_TASK GOAL_: Provide an exact transcription of all the records.

_SUPPLIED RECORDS_:
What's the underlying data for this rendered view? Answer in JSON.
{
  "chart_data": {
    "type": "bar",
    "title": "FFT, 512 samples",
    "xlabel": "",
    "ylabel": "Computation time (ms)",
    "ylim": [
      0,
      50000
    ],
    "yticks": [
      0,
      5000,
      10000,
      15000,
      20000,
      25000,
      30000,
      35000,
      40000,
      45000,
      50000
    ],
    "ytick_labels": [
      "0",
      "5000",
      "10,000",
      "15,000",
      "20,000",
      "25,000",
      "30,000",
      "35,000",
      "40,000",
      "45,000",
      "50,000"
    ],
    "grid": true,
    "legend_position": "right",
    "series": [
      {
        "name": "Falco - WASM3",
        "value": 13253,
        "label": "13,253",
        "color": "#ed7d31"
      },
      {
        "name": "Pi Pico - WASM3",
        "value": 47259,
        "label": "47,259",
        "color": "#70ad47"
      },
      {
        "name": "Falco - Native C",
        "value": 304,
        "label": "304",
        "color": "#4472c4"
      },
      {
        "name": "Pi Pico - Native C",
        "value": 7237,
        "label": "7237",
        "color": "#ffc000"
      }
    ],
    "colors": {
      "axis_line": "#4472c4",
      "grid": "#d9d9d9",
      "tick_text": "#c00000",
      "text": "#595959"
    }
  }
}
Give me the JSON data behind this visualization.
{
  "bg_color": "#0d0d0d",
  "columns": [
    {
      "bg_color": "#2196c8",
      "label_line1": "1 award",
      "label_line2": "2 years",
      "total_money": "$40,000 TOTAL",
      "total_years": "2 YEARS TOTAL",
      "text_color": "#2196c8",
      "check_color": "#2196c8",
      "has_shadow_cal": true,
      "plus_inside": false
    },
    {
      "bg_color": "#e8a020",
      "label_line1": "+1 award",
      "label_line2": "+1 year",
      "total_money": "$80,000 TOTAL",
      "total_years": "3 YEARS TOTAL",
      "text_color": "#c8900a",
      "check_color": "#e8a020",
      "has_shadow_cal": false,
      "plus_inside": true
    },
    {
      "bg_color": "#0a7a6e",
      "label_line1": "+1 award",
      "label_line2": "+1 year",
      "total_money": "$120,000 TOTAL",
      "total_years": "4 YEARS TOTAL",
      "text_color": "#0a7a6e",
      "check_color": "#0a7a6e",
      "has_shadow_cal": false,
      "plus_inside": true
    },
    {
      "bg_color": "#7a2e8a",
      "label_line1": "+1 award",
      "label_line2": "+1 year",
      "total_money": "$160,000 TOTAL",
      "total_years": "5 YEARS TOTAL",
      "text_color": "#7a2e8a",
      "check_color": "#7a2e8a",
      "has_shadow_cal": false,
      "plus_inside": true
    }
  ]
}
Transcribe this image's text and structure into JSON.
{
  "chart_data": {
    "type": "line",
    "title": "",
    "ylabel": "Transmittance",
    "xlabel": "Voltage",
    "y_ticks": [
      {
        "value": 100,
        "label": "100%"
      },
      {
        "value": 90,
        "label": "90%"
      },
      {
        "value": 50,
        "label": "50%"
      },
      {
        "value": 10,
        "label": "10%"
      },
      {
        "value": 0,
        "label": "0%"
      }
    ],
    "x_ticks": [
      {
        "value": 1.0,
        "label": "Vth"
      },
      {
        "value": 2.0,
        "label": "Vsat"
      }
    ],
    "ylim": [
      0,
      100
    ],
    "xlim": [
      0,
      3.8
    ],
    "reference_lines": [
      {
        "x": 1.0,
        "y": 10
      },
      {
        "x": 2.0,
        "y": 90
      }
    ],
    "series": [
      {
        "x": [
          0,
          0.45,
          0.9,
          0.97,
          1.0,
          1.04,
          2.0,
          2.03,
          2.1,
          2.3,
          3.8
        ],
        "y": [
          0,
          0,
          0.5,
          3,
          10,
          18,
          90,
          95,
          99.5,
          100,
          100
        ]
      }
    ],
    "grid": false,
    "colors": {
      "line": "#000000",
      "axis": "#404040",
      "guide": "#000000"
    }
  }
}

_OUTPUT_:
What's the underlying data for this rendered view? Answer in JSON.
{
  "chart_data": {
    "type": "bar",
    "title": "FFT, 512 samples",
    "xlabel": "",
    "ylabel": "Computation time (ms)",
    "ylim": [
      0,
      50000
    ],
    "yticks": [
      0,
      5000,
      10000,
      15000,
      20000,
      25000,
      30000,
      35000,
      40000,
      45000,
      50000
    ],
    "ytick_labels": [
      "0",
      "5000",
      "10,000",
      "15,000",
      "20,000",
      "25,000",
      "30,000",
      "35,000",
      "40,000",
      "45,000",
      "50,000"
    ],
    "grid": true,
    "legend_position": "right",
    "series": [
      {
        "name": "Falco - WASM3",
        "value": 13253,
        "label": "13,253",
        "color": "#ed7d31"
      },
      {
        "name": "Pi Pico - WASM3",
        "value": 47259,
        "label": "47,259",
        "color": "#70ad47"
      },
      {
        "name": "Falco - Native C",
        "value": 304,
        "label": "304",
        "color": "#4472c4"
      },
      {
        "name": "Pi Pico - Native C",
        "value": 7237,
        "label": "7237",
        "color": "#ffc000"
      }
    ],
    "colors": {
      "axis_line": "#4472c4",
      "grid": "#d9d9d9",
      "tick_text": "#c00000",
      "text": "#595959"
    }
  }
}
Give me the JSON data behind this visualization.
{
  "bg_color": "#0d0d0d",
  "columns": [
    {
      "bg_color": "#2196c8",
      "label_line1": "1 award",
      "label_line2": "2 years",
      "total_money": "$40,000 TOTAL",
      "total_years": "2 YEARS TOTAL",
      "text_color": "#2196c8",
      "check_color": "#2196c8",
      "has_shadow_cal": true,
      "plus_inside": false
    },
    {
      "bg_color": "#e8a020",
      "label_line1": "+1 award",
      "label_line2": "+1 year",
      "total_money": "$80,000 TOTAL",
      "total_years": "3 YEARS TOTAL",
      "text_color": "#c8900a",
      "check_color": "#e8a020",
      "has_shadow_cal": false,
      "plus_inside": true
    },
    {
      "bg_color": "#0a7a6e",
      "label_line1": "+1 award",
      "label_line2": "+1 year",
      "total_money": "$120,000 TOTAL",
      "total_years": "4 YEARS TOTAL",
      "text_color": "#0a7a6e",
      "check_color": "#0a7a6e",
      "has_shadow_cal": false,
      "plus_inside": true
    },
    {
      "bg_color": "#7a2e8a",
      "label_line1": "+1 award",
      "label_line2": "+1 year",
      "total_money": "$160,000 TOTAL",
      "total_years": "5 YEARS TOTAL",
      "text_color": "#7a2e8a",
      "check_color": "#7a2e8a",
      "has_shadow_cal": false,
      "plus_inside": true
    }
  ]
}
Transcribe this image's text and structure into JSON.
{
  "chart_data": {
    "type": "line",
    "title": "",
    "ylabel": "Transmittance",
    "xlabel": "Voltage",
    "y_ticks": [
      {
        "value": 100,
        "label": "100%"
      },
      {
        "value": 90,
        "label": "90%"
      },
      {
        "value": 50,
        "label": "50%"
      },
      {
        "value": 10,
        "label": "10%"
      },
      {
        "value": 0,
        "label": "0%"
      }
    ],
    "x_ticks": [
      {
        "value": 1.0,
        "label": "Vth"
      },
      {
        "value": 2.0,
        "label": "Vsat"
      }
    ],
    "ylim": [
      0,
      100
    ],
    "xlim": [
      0,
      3.8
    ],
    "reference_lines": [
      {
        "x": 1.0,
        "y": 10
      },
      {
        "x": 2.0,
        "y": 90
      }
    ],
    "series": [
      {
        "x": [
          0,
          0.45,
          0.9,
          0.97,
          1.0,
          1.04,
          2.0,
          2.03,
          2.1,
          2.3,
          3.8
        ],
        "y": [
          0,
          0,
          0.5,
          3,
          10,
          18,
          90,
          95,
          99.5,
          100,
          100
        ]
      }
    ],
    "grid": false,
    "colors": {
      "line": "#000000",
      "axis": "#404040",
      "guide": "#000000"
    }
  }
}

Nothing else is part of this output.